YOUR ASSIGNMENT:
The answer must be every line of the data that holds the word "excitement".

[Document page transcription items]
┄┄┄┄┄┄┄┄┄┄
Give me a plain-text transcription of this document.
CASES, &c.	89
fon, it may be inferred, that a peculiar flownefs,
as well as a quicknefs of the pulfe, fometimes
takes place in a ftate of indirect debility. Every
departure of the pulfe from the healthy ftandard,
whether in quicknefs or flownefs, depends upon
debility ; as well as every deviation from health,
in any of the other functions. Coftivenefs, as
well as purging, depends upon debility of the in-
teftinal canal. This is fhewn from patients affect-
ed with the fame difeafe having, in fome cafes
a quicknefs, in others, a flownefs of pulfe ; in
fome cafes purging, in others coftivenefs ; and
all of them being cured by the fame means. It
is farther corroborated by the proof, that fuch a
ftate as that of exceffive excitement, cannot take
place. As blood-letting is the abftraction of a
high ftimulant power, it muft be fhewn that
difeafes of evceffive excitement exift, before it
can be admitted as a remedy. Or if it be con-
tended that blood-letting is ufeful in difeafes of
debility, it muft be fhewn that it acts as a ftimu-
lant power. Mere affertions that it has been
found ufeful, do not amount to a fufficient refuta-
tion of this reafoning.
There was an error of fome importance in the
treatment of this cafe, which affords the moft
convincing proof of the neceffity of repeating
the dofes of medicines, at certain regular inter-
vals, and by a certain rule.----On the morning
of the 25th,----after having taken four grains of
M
┄┄┄┄┄┄┄┄┄┄
YOUR SOLUTION:
ftate as that of exceffive excitement, cannot take
difeafes of evceffive excitement exift, before it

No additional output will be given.